### PROBLEM TO SOLVE
Identify every line in the records below that contains the word "layer", and copy each of those lines.

Records from a collection of figures

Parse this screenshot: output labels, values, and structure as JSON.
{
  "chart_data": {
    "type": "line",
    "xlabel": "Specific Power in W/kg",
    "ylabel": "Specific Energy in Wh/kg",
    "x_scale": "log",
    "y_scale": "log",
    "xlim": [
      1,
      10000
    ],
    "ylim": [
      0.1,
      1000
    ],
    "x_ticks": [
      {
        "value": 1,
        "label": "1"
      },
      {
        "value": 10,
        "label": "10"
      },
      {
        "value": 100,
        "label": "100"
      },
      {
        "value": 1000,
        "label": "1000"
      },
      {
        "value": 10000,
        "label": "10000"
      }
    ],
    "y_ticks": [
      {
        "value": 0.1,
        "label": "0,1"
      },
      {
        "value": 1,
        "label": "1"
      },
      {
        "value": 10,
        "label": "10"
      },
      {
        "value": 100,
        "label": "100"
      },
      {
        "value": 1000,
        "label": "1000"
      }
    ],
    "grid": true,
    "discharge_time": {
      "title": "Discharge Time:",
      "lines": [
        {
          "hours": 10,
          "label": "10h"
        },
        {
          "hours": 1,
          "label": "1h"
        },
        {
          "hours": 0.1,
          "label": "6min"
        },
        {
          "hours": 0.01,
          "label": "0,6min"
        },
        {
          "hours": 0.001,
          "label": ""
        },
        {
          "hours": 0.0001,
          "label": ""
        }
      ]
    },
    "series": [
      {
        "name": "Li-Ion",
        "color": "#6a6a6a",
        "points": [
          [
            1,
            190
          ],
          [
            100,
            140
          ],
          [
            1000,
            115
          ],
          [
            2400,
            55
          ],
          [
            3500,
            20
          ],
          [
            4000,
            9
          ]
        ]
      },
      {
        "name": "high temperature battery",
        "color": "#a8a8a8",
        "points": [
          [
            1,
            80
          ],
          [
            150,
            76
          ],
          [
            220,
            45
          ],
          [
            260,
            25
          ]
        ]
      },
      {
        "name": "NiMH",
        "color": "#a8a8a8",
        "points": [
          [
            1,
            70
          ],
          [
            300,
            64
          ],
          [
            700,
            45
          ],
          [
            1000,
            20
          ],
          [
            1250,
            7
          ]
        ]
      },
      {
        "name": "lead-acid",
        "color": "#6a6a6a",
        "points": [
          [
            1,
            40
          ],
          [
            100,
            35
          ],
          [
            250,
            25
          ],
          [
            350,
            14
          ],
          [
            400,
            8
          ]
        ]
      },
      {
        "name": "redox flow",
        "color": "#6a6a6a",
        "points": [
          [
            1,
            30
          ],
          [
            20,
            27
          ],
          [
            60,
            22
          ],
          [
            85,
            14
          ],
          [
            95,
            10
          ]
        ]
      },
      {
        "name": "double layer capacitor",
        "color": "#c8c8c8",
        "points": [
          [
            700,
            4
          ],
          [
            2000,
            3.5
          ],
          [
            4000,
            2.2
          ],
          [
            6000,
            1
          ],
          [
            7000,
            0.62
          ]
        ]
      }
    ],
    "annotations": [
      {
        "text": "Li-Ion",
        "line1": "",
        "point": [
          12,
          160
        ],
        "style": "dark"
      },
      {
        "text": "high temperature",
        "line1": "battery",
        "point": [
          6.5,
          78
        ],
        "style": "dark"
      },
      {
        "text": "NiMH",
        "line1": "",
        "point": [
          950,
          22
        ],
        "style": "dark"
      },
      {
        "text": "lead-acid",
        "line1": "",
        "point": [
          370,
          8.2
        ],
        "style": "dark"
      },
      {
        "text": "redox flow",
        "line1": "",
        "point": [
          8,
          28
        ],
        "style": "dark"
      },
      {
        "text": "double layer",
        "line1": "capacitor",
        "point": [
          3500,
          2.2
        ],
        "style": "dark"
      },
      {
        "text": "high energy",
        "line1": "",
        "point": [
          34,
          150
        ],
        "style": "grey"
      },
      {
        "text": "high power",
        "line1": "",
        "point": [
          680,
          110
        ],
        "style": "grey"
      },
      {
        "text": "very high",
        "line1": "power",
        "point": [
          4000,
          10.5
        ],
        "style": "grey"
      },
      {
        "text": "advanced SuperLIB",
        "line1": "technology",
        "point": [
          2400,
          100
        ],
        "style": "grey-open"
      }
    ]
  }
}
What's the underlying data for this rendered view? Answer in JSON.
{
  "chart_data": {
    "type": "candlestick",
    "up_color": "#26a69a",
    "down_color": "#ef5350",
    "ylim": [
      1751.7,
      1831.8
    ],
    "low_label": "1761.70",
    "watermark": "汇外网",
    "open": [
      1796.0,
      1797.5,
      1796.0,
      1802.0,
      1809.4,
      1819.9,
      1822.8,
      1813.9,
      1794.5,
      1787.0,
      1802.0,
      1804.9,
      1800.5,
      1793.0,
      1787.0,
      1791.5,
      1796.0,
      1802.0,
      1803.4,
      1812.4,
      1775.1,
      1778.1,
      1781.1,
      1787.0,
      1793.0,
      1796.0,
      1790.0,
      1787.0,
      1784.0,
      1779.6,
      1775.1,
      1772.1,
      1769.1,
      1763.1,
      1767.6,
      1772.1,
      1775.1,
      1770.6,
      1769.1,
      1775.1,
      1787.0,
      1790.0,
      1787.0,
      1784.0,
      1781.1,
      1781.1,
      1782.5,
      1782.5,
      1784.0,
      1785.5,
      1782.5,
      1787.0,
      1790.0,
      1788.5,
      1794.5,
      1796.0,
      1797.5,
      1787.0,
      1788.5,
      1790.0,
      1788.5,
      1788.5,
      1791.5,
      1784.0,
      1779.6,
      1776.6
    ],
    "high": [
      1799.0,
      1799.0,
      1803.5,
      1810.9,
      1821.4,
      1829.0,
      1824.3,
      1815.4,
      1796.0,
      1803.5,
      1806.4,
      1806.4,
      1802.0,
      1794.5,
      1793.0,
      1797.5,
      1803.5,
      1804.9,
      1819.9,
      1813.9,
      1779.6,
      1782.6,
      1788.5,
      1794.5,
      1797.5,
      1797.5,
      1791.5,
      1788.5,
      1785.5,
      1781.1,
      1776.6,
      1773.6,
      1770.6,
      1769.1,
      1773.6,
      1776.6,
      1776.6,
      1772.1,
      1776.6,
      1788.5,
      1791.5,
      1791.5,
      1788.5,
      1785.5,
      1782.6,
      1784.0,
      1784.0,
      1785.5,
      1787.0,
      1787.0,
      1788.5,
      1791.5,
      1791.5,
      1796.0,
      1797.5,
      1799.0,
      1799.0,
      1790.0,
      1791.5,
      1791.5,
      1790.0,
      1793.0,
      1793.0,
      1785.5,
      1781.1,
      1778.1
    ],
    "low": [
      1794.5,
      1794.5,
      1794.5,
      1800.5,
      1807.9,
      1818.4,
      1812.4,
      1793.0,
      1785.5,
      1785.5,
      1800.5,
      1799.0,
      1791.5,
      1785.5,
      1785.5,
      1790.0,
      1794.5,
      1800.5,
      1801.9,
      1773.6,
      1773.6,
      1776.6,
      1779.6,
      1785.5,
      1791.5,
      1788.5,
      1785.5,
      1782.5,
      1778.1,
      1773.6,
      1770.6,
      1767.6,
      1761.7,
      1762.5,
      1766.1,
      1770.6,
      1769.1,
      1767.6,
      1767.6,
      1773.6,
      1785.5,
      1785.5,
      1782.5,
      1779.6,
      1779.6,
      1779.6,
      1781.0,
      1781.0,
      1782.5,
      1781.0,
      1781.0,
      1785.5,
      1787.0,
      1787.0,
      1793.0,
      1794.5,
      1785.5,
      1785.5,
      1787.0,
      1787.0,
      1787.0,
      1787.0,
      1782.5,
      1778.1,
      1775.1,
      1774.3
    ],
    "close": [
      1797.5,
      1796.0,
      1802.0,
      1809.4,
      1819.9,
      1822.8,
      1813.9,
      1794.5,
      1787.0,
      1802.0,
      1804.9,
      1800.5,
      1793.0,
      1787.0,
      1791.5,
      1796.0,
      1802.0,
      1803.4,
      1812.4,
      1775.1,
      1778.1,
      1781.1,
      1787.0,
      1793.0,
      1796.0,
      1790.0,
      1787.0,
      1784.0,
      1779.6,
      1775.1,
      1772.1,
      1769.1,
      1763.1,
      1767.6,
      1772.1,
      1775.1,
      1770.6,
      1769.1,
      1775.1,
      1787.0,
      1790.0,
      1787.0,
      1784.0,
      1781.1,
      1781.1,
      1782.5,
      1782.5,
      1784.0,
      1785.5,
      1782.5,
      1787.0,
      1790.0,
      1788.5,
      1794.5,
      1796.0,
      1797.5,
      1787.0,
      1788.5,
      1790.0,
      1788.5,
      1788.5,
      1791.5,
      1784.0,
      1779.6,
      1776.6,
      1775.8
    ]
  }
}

### ANSWER
        "name": "double layer capacitor",
        "text": "double layer",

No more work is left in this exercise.